Repeat the lines of the listing below exactly, starting at the line that contains "Type out the text in this image." and running through the last line, both included, and only those.

▬▬▬

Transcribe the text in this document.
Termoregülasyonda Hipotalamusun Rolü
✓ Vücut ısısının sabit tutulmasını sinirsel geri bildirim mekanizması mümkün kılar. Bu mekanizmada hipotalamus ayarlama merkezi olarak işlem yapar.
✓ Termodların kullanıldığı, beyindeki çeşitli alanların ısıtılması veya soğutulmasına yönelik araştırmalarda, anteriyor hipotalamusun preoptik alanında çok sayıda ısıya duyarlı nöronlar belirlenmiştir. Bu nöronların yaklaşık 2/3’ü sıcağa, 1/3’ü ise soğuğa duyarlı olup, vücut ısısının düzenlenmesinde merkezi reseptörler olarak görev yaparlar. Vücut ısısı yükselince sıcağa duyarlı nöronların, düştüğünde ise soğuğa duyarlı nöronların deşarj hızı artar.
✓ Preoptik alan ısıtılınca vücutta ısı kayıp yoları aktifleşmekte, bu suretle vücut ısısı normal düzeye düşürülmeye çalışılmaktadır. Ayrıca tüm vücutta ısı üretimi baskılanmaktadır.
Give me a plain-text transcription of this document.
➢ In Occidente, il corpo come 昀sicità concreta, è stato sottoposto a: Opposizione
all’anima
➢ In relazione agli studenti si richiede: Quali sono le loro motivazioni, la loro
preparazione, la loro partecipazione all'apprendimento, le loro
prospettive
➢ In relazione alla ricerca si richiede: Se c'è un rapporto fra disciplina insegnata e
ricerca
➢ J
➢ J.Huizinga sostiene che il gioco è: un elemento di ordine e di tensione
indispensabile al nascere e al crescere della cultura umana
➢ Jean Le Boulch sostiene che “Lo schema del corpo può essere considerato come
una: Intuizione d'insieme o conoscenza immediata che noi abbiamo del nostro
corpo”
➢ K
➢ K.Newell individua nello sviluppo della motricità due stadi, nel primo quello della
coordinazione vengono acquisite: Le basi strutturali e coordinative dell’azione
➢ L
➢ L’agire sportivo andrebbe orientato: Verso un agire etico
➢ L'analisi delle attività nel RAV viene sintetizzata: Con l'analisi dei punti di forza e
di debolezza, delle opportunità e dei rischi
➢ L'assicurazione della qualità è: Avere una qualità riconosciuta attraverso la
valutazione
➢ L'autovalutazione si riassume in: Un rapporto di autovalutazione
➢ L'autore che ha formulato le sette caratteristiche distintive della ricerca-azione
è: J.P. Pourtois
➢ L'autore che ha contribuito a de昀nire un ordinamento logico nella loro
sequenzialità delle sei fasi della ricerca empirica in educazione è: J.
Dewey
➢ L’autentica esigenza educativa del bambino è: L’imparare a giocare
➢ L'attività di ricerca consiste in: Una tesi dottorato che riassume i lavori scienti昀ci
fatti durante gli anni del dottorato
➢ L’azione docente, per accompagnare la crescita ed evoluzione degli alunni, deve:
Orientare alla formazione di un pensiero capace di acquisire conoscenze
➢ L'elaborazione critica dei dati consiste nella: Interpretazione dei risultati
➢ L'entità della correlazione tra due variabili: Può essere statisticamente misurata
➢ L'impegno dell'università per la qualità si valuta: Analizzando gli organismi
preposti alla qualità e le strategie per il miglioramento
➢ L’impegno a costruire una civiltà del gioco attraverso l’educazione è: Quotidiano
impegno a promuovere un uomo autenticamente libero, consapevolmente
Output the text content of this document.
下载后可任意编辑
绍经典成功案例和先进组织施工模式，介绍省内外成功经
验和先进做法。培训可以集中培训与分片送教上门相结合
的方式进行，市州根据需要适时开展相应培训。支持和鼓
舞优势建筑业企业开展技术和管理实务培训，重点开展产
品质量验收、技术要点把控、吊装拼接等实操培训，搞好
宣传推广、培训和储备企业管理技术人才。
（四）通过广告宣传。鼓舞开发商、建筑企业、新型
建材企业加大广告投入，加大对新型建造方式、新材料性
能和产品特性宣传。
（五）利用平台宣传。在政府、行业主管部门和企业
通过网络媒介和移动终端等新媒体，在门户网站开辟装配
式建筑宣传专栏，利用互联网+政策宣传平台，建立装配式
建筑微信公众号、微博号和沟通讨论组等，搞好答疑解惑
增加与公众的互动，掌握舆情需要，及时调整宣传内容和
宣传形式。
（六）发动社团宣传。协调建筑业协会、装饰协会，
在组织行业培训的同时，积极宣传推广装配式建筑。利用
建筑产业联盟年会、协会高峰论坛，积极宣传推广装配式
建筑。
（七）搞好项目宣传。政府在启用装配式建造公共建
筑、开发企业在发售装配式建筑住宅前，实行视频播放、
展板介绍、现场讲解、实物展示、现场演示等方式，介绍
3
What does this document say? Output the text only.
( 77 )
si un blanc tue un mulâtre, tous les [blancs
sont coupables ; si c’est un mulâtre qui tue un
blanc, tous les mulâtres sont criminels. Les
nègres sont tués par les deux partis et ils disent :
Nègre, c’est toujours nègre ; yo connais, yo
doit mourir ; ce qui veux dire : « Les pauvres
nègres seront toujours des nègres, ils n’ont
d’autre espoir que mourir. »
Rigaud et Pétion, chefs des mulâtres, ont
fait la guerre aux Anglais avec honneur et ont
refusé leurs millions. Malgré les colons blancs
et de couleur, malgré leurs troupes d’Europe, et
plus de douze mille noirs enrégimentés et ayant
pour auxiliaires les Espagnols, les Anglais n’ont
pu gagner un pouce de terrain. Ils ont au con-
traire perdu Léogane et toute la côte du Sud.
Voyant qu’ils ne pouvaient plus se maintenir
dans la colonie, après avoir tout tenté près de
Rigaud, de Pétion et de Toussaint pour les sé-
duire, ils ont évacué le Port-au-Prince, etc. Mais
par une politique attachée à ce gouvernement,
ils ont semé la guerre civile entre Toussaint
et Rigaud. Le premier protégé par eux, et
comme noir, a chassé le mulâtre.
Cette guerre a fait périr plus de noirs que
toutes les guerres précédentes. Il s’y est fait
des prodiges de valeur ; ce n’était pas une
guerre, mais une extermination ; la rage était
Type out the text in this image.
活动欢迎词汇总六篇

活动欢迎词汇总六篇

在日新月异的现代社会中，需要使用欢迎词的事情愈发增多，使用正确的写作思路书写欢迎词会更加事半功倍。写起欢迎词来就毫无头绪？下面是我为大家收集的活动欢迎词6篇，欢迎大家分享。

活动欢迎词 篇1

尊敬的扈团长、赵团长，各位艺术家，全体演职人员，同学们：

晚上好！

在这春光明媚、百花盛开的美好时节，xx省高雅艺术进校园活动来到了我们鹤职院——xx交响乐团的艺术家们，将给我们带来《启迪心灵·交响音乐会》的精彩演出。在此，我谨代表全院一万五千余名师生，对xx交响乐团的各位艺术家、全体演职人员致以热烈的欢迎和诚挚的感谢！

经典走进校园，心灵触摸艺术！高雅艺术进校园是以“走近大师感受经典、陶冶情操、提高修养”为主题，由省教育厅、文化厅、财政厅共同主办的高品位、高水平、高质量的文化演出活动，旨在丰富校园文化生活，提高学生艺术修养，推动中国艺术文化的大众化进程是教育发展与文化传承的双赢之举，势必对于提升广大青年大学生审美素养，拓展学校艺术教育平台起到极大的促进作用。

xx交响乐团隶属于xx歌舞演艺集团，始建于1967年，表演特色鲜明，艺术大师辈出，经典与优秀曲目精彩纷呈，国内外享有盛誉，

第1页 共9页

▬▬▬

> [Exercise output]
Type out the text in this image.
活动欢迎词汇总六篇

活动欢迎词汇总六篇

在日新月异的现代社会中，需要使用欢迎词的事情愈发增多，使用正确的写作思路书写欢迎词会更加事半功倍。写起欢迎词来就毫无头绪？下面是我为大家收集的活动欢迎词6篇，欢迎大家分享。

活动欢迎词 篇1

尊敬的扈团长、赵团长，各位艺术家，全体演职人员，同学们：

晚上好！

在这春光明媚、百花盛开的美好时节，xx省高雅艺术进校园活动来到了我们鹤职院——xx交响乐团的艺术家们，将给我们带来《启迪心灵·交响音乐会》的精彩演出。在此，我谨代表全院一万五千余名师生，对xx交响乐团的各位艺术家、全体演职人员致以热烈的欢迎和诚挚的感谢！

经典走进校园，心灵触摸艺术！高雅艺术进校园是以“走近大师感受经典、陶冶情操、提高修养”为主题，由省教育厅、文化厅、财政厅共同主办的高品位、高水平、高质量的文化演出活动，旨在丰富校园文化生活，提高学生艺术修养，推动中国艺术文化的大众化进程是教育发展与文化传承的双赢之举，势必对于提升广大青年大学生审美素养，拓展学校艺术教育平台起到极大的促进作用。

xx交响乐团隶属于xx歌舞演艺集团，始建于1967年，表演特色鲜明，艺术大师辈出，经典与优秀曲目精彩纷呈，国内外享有盛誉，

第1页 共9页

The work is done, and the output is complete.